▶ **Records supplied**:
☆ ☆ ☆
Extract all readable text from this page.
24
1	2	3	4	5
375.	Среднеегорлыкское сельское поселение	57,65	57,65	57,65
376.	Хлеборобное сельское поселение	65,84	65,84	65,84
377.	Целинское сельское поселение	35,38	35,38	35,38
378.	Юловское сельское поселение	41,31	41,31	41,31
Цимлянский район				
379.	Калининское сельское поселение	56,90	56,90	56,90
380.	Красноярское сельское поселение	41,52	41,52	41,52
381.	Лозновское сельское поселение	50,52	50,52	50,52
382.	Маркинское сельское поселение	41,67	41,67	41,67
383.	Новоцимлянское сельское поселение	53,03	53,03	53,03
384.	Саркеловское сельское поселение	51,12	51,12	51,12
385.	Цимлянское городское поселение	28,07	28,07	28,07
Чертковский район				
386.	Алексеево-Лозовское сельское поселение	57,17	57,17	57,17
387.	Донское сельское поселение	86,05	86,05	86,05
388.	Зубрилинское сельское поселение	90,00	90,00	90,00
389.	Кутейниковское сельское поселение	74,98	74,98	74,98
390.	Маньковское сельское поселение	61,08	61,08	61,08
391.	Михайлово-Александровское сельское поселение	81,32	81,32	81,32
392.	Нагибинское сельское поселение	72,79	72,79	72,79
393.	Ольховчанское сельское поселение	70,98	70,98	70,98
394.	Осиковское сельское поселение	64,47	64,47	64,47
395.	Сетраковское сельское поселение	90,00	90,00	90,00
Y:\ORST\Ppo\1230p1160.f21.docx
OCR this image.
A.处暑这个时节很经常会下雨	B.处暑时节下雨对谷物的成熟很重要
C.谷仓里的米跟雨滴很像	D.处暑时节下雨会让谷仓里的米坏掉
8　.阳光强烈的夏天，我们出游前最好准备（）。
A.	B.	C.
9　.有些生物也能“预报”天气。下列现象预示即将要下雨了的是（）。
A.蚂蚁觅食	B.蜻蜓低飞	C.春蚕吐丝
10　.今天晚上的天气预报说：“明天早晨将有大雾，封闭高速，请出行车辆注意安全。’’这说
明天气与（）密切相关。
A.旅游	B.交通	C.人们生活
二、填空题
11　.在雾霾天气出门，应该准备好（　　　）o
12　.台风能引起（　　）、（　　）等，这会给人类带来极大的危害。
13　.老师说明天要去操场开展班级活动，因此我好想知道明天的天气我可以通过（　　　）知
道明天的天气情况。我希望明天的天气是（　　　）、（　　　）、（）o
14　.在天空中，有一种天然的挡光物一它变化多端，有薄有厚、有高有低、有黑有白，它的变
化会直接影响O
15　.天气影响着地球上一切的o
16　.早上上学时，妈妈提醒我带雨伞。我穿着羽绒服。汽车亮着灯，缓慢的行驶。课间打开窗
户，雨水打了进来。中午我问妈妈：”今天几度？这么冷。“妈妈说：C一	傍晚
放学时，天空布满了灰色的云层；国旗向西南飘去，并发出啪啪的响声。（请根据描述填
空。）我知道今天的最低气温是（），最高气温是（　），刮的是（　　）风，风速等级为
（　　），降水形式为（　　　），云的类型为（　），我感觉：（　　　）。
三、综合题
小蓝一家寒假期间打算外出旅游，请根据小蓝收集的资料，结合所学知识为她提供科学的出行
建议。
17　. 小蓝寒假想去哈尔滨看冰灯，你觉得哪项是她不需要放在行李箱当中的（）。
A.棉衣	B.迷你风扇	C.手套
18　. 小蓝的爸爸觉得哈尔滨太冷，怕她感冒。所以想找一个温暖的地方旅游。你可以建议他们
☆ ☆ ☆
▶ **What you should do**: What is the number of lines that contain "this"? Reply with that number alone.

▶ **Expected answer**: 2